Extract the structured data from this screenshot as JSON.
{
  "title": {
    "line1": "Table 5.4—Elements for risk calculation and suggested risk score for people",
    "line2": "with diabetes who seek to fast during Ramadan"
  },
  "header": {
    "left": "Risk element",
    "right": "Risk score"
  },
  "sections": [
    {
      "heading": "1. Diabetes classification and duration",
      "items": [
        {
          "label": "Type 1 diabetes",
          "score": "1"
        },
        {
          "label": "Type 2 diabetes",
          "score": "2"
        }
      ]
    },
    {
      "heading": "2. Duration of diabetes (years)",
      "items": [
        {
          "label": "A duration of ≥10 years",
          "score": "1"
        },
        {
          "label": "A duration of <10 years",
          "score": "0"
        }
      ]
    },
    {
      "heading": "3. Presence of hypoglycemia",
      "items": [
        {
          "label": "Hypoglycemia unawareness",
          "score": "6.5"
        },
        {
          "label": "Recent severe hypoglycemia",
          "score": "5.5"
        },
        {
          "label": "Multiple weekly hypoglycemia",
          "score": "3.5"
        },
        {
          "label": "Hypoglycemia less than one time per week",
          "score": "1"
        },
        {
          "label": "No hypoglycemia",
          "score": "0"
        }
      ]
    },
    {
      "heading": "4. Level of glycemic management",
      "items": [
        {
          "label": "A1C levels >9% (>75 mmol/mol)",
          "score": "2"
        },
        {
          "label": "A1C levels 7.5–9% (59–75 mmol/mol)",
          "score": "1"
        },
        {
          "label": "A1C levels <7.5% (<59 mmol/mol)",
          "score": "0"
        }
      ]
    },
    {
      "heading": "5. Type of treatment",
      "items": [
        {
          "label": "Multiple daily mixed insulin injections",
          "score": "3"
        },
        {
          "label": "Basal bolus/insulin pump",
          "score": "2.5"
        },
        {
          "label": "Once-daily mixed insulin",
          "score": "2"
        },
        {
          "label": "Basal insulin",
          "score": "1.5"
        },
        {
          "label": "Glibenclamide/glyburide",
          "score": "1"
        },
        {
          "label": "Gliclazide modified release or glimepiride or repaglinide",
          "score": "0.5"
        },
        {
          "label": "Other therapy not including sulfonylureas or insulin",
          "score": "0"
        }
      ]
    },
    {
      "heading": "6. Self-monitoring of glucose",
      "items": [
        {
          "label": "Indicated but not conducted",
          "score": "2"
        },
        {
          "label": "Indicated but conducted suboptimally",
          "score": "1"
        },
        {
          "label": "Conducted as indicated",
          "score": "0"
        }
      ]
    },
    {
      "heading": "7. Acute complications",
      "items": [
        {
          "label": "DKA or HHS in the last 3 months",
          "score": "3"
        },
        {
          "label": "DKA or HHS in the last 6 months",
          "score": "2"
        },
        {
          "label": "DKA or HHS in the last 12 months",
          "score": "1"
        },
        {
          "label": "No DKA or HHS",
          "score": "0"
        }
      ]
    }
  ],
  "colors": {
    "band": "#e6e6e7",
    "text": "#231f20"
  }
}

+++

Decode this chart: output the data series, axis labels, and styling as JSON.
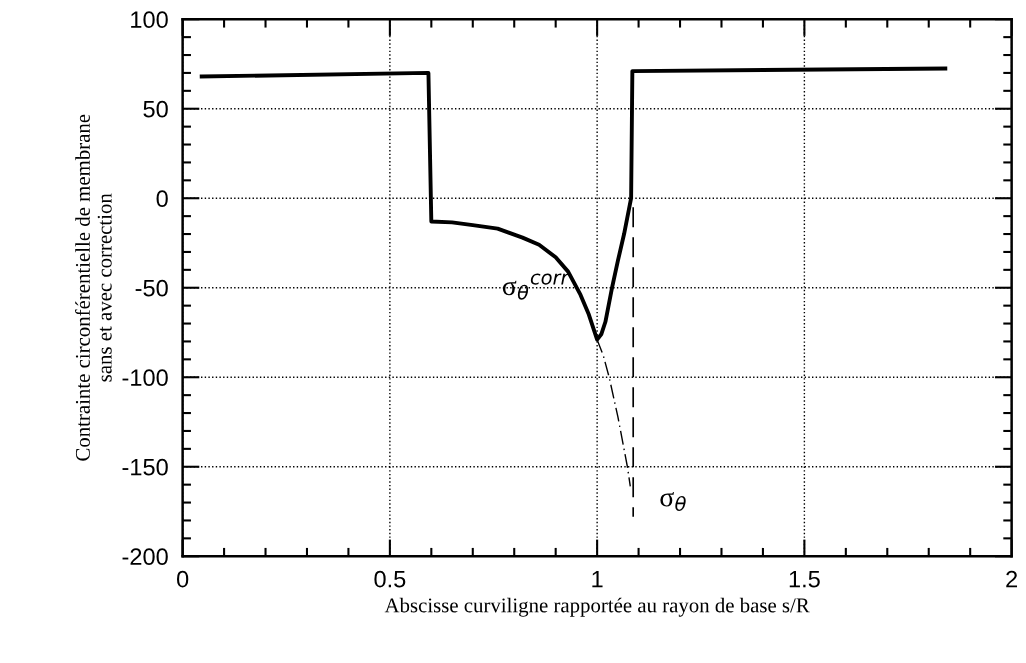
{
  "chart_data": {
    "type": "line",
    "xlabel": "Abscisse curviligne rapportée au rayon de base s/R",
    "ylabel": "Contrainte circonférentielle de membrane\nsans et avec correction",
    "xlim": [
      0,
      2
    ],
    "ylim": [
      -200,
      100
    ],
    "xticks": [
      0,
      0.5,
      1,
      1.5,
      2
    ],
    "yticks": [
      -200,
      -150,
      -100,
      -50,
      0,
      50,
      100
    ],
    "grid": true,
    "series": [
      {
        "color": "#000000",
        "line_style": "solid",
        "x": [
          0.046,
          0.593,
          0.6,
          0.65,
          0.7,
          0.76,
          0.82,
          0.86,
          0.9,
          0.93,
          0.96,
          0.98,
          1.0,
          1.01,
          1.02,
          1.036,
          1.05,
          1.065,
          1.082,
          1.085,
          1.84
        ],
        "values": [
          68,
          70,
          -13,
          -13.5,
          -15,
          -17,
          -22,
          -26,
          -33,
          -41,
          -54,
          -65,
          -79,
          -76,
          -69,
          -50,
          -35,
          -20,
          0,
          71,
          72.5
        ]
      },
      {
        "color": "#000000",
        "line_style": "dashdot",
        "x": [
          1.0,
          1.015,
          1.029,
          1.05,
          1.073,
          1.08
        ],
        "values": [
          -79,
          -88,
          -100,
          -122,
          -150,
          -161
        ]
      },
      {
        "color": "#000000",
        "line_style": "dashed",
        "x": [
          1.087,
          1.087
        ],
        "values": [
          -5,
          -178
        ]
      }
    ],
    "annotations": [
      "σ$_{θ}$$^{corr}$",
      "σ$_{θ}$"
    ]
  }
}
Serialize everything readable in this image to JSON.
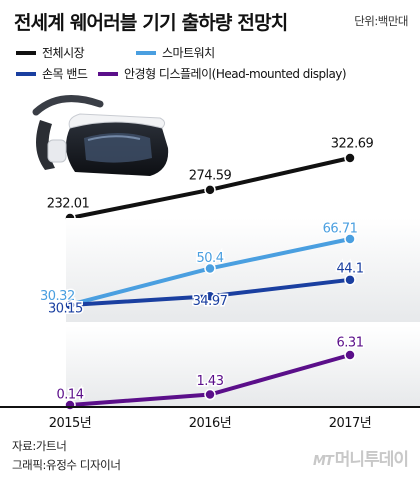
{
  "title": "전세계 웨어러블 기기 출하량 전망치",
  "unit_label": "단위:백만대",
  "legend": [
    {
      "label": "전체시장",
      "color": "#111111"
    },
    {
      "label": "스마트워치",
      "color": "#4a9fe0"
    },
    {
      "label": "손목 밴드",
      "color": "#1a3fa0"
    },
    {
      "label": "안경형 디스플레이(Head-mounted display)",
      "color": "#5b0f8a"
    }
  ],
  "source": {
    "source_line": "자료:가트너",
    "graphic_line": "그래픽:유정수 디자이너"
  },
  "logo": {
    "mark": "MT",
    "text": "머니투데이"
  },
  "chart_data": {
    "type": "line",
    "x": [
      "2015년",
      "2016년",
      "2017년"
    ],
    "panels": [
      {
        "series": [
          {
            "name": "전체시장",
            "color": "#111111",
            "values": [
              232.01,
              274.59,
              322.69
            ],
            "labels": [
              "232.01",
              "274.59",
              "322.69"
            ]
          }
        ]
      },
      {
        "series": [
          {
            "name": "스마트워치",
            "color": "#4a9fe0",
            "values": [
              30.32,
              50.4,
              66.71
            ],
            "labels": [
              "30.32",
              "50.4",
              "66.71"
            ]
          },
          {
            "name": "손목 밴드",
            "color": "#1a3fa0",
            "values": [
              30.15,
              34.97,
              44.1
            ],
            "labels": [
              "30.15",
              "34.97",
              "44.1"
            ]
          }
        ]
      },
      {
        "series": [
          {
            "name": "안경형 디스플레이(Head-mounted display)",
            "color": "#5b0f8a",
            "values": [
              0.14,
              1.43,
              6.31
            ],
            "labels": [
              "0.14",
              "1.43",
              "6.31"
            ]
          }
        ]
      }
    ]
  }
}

+++

Which lines include the word "mounted"? Copy every one of them.

EXERCISE SOLUTION:
      "label": "안경형 디스플레이(Head-mounted display)",
            "name": "안경형 디스플레이(Head-mounted display)",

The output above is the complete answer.